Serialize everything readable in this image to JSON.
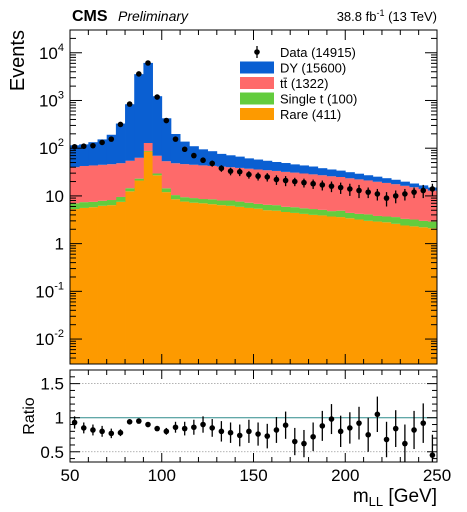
{
  "header": {
    "experiment": "CMS",
    "status": "Preliminary",
    "lumi_main": "38.8 fb",
    "lumi_exp": "-1",
    "lumi_energy": " (13 TeV)"
  },
  "axes": {
    "ylabel": "Events",
    "ratio_label": "Ratio",
    "xlabel_main": "m",
    "xlabel_sub": "LL",
    "xlabel_unit": " [GeV]"
  },
  "legend": [
    {
      "label": "Data (14915)",
      "kind": "data"
    },
    {
      "label": "DY (15600)",
      "kind": "fill",
      "color": "#0a5fd2"
    },
    {
      "label": "tt̄ (1322)",
      "kind": "fill",
      "color": "#fe6a6a"
    },
    {
      "label": "Single t (100)",
      "kind": "fill",
      "color": "#63cc3e"
    },
    {
      "label": "Rare (411)",
      "kind": "fill",
      "color": "#fd9a00"
    }
  ],
  "chart_data": {
    "type": "bar",
    "stacked": true,
    "xlim": [
      50,
      250
    ],
    "ylim": [
      0.003,
      30000
    ],
    "yscale": "log",
    "bin_edges": [
      50,
      55,
      60,
      65,
      70,
      75,
      80,
      85,
      90,
      95,
      100,
      105,
      110,
      115,
      120,
      125,
      130,
      135,
      140,
      145,
      150,
      155,
      160,
      165,
      170,
      175,
      180,
      185,
      190,
      195,
      200,
      205,
      210,
      215,
      220,
      225,
      230,
      235,
      240,
      245,
      250
    ],
    "xticks": [
      50,
      100,
      150,
      200,
      250
    ],
    "yticks": [
      {
        "value": 0.01,
        "base": "10",
        "exp": "-2"
      },
      {
        "value": 0.1,
        "base": "10",
        "exp": "-1"
      },
      {
        "value": 1,
        "base": "1",
        "exp": ""
      },
      {
        "value": 10,
        "base": "10",
        "exp": ""
      },
      {
        "value": 100,
        "base": "10",
        "exp": "2"
      },
      {
        "value": 1000,
        "base": "10",
        "exp": "3"
      },
      {
        "value": 10000,
        "base": "10",
        "exp": "4"
      }
    ],
    "series": [
      {
        "name": "Rare (411)",
        "color": "#fd9a00",
        "values": [
          5.3,
          5.6,
          5.8,
          6.2,
          6.4,
          7.5,
          12.5,
          21,
          85,
          27,
          12,
          8.5,
          7.6,
          7.2,
          7.0,
          6.7,
          6.4,
          6.2,
          5.9,
          5.6,
          5.4,
          5.0,
          4.9,
          4.6,
          4.4,
          4.2,
          4.0,
          3.9,
          3.7,
          3.6,
          3.4,
          3.2,
          3.0,
          2.9,
          2.8,
          2.6,
          2.4,
          2.3,
          2.2,
          2.1
        ]
      },
      {
        "name": "Single t (100)",
        "color": "#63cc3e",
        "values": [
          1.7,
          1.8,
          1.7,
          1.7,
          1.8,
          2.0,
          2.0,
          2.0,
          2.5,
          2.5,
          2.4,
          1.9,
          1.8,
          1.8,
          1.6,
          1.8,
          1.6,
          1.8,
          1.7,
          1.6,
          1.4,
          1.5,
          1.5,
          1.3,
          1.4,
          1.3,
          1.3,
          1.2,
          1.1,
          1.3,
          1.0,
          1.0,
          1.1,
          0.9,
          0.9,
          1.0,
          0.9,
          0.9,
          0.8,
          0.8
        ]
      },
      {
        "name": "tt̄ (1322)",
        "color": "#fe6a6a",
        "values": [
          33,
          35,
          36,
          37,
          38,
          39,
          40,
          40,
          41,
          40,
          39,
          38,
          37,
          36,
          35,
          34,
          33,
          32,
          31,
          30,
          29,
          28,
          27,
          26,
          25,
          24,
          23,
          22,
          21,
          20,
          19,
          18,
          17,
          16,
          15,
          14,
          13,
          12,
          11,
          10
        ]
      },
      {
        "name": "DY (15600)",
        "color": "#0a5fd2",
        "values": [
          75,
          78,
          90,
          108,
          145,
          280,
          780,
          3500,
          6000,
          1160,
          370,
          150,
          91,
          65,
          51,
          44,
          35,
          31,
          28,
          24,
          22,
          20,
          18,
          17,
          15,
          14,
          13,
          11,
          10,
          9,
          8,
          7,
          6,
          5.5,
          4.8,
          4.2,
          3.6,
          3.0,
          2.6,
          2.1
        ]
      }
    ],
    "data_points": {
      "name": "Data (14915)",
      "values": [
        107,
        110,
        113,
        132,
        155,
        315,
        840,
        3600,
        6100,
        1180,
        380,
        155,
        95,
        70,
        56,
        48,
        38,
        33,
        32,
        28,
        26,
        25,
        22,
        21,
        20,
        19,
        18,
        17,
        16,
        15,
        14,
        13,
        12,
        11,
        9,
        10,
        11,
        12,
        13,
        14
      ],
      "errors": [
        10,
        10,
        11,
        11,
        12,
        18,
        29,
        60,
        78,
        34,
        19,
        12,
        10,
        8,
        7,
        7,
        6,
        6,
        6,
        5,
        5,
        5,
        5,
        5,
        4,
        4,
        4,
        4,
        4,
        4,
        4,
        4,
        3,
        3,
        3,
        3,
        3,
        3,
        4,
        4
      ]
    },
    "ratio": {
      "ylabel": "Ratio",
      "ylim": [
        0.35,
        1.7
      ],
      "yticks": [
        0.5,
        1,
        1.5
      ],
      "yticklabels": [
        "0.5",
        "1",
        "1.5"
      ],
      "grid_lines": [
        0.5,
        1.5
      ],
      "reference_line": 1,
      "values": [
        0.93,
        0.85,
        0.82,
        0.8,
        0.77,
        0.78,
        0.94,
        0.95,
        0.9,
        0.84,
        0.8,
        0.86,
        0.84,
        0.86,
        0.9,
        0.85,
        0.8,
        0.78,
        0.74,
        0.8,
        0.76,
        0.73,
        0.82,
        0.89,
        0.65,
        0.62,
        0.72,
        0.88,
        0.98,
        0.8,
        0.85,
        0.92,
        0.75,
        1.05,
        0.68,
        0.84,
        0.62,
        0.82,
        0.92,
        0.45
      ],
      "errors": [
        0.09,
        0.08,
        0.08,
        0.08,
        0.07,
        0.05,
        0.03,
        0.02,
        0.015,
        0.03,
        0.05,
        0.08,
        0.1,
        0.11,
        0.12,
        0.13,
        0.15,
        0.15,
        0.16,
        0.17,
        0.17,
        0.18,
        0.19,
        0.2,
        0.2,
        0.2,
        0.21,
        0.22,
        0.22,
        0.23,
        0.23,
        0.24,
        0.25,
        0.26,
        0.26,
        0.27,
        0.28,
        0.28,
        0.29,
        0.3
      ]
    }
  }
}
+===+
What the task requires:
Print every entry above again without changing a word, and omit the pictures.

Answer for this exercise:
Serialize everything readable in this image to JSON.
{
  "header": {
    "experiment": "CMS",
    "status": "Preliminary",
    "lumi_main": "38.8 fb",
    "lumi_exp": "-1",
    "lumi_energy": " (13 TeV)"
  },
  "axes": {
    "ylabel": "Events",
    "ratio_label": "Ratio",
    "xlabel_main": "m",
    "xlabel_sub": "LL",
    "xlabel_unit": " [GeV]"
  },
  "legend": [
    {
      "label": "Data (14915)",
      "kind": "data"
    },
    {
      "label": "DY (15600)",
      "kind": "fill",
      "color": "#0a5fd2"
    },
    {
      "label": "tt̄ (1322)",
      "kind": "fill",
      "color": "#fe6a6a"
    },
    {
      "label": "Single t (100)",
      "kind": "fill",
      "color": "#63cc3e"
    },
    {
      "label": "Rare (411)",
      "kind": "fill",
      "color": "#fd9a00"
    }
  ],
  "chart_data": {
    "type": "bar",
    "stacked": true,
    "xlim": [
      50,
      250
    ],
    "ylim": [
      0.003,
      30000
    ],
    "yscale": "log",
    "bin_edges": [
      50,
      55,
      60,
      65,
      70,
      75,
      80,
      85,
      90,
      95,
      100,
      105,
      110,
      115,
      120,
      125,
      130,
      135,
      140,
      145,
      150,
      155,
      160,
      165,
      170,
      175,
      180,
      185,
      190,
      195,
      200,
      205,
      210,
      215,
      220,
      225,
      230,
      235,
      240,
      245,
      250
    ],
    "xticks": [
      50,
      100,
      150,
      200,
      250
    ],
    "yticks": [
      {
        "value": 0.01,
        "base": "10",
        "exp": "-2"
      },
      {
        "value": 0.1,
        "base": "10",
        "exp": "-1"
      },
      {
        "value": 1,
        "base": "1",
        "exp": ""
      },
      {
        "value": 10,
        "base": "10",
        "exp": ""
      },
      {
        "value": 100,
        "base": "10",
        "exp": "2"
      },
      {
        "value": 1000,
        "base": "10",
        "exp": "3"
      },
      {
        "value": 10000,
        "base": "10",
        "exp": "4"
      }
    ],
    "series": [
      {
        "name": "Rare (411)",
        "color": "#fd9a00",
        "values": [
          5.3,
          5.6,
          5.8,
          6.2,
          6.4,
          7.5,
          12.5,
          21,
          85,
          27,
          12,
          8.5,
          7.6,
          7.2,
          7.0,
          6.7,
          6.4,
          6.2,
          5.9,
          5.6,
          5.4,
          5.0,
          4.9,
          4.6,
          4.4,
          4.2,
          4.0,
          3.9,
          3.7,
          3.6,
          3.4,
          3.2,
          3.0,
          2.9,
          2.8,
          2.6,
          2.4,
          2.3,
          2.2,
          2.1
        ]
      },
      {
        "name": "Single t (100)",
        "color": "#63cc3e",
        "values": [
          1.7,
          1.8,
          1.7,
          1.7,
          1.8,
          2.0,
          2.0,
          2.0,
          2.5,
          2.5,
          2.4,
          1.9,
          1.8,
          1.8,
          1.6,
          1.8,
          1.6,
          1.8,
          1.7,
          1.6,
          1.4,
          1.5,
          1.5,
          1.3,
          1.4,
          1.3,
          1.3,
          1.2,
          1.1,
          1.3,
          1.0,
          1.0,
          1.1,
          0.9,
          0.9,
          1.0,
          0.9,
          0.9,
          0.8,
          0.8
        ]
      },
      {
        "name": "tt̄ (1322)",
        "color": "#fe6a6a",
        "values": [
          33,
          35,
          36,
          37,
          38,
          39,
          40,
          40,
          41,
          40,
          39,
          38,
          37,
          36,
          35,
          34,
          33,
          32,
          31,
          30,
          29,
          28,
          27,
          26,
          25,
          24,
          23,
          22,
          21,
          20,
          19,
          18,
          17,
          16,
          15,
          14,
          13,
          12,
          11,
          10
        ]
      },
      {
        "name": "DY (15600)",
        "color": "#0a5fd2",
        "values": [
          75,
          78,
          90,
          108,
          145,
          280,
          780,
          3500,
          6000,
          1160,
          370,
          150,
          91,
          65,
          51,
          44,
          35,
          31,
          28,
          24,
          22,
          20,
          18,
          17,
          15,
          14,
          13,
          11,
          10,
          9,
          8,
          7,
          6,
          5.5,
          4.8,
          4.2,
          3.6,
          3.0,
          2.6,
          2.1
        ]
      }
    ],
    "data_points": {
      "name": "Data (14915)",
      "values": [
        107,
        110,
        113,
        132,
        155,
        315,
        840,
        3600,
        6100,
        1180,
        380,
        155,
        95,
        70,
        56,
        48,
        38,
        33,
        32,
        28,
        26,
        25,
        22,
        21,
        20,
        19,
        18,
        17,
        16,
        15,
        14,
        13,
        12,
        11,
        9,
        10,
        11,
        12,
        13,
        14
      ],
      "errors": [
        10,
        10,
        11,
        11,
        12,
        18,
        29,
        60,
        78,
        34,
        19,
        12,
        10,
        8,
        7,
        7,
        6,
        6,
        6,
        5,
        5,
        5,
        5,
        5,
        4,
        4,
        4,
        4,
        4,
        4,
        4,
        4,
        3,
        3,
        3,
        3,
        3,
        3,
        4,
        4
      ]
    },
    "ratio": {
      "ylabel": "Ratio",
      "ylim": [
        0.35,
        1.7
      ],
      "yticks": [
        0.5,
        1,
        1.5
      ],
      "yticklabels": [
        "0.5",
        "1",
        "1.5"
      ],
      "grid_lines": [
        0.5,
        1.5
      ],
      "reference_line": 1,
      "values": [
        0.93,
        0.85,
        0.82,
        0.8,
        0.77,
        0.78,
        0.94,
        0.95,
        0.9,
        0.84,
        0.8,
        0.86,
        0.84,
        0.86,
        0.9,
        0.85,
        0.8,
        0.78,
        0.74,
        0.8,
        0.76,
        0.73,
        0.82,
        0.89,
        0.65,
        0.62,
        0.72,
        0.88,
        0.98,
        0.8,
        0.85,
        0.92,
        0.75,
        1.05,
        0.68,
        0.84,
        0.62,
        0.82,
        0.92,
        0.45
      ],
      "errors": [
        0.09,
        0.08,
        0.08,
        0.08,
        0.07,
        0.05,
        0.03,
        0.02,
        0.015,
        0.03,
        0.05,
        0.08,
        0.1,
        0.11,
        0.12,
        0.13,
        0.15,
        0.15,
        0.16,
        0.17,
        0.17,
        0.18,
        0.19,
        0.2,
        0.2,
        0.2,
        0.21,
        0.22,
        0.22,
        0.23,
        0.23,
        0.24,
        0.25,
        0.26,
        0.26,
        0.27,
        0.28,
        0.28,
        0.29,
        0.3
      ]
    }
  }
}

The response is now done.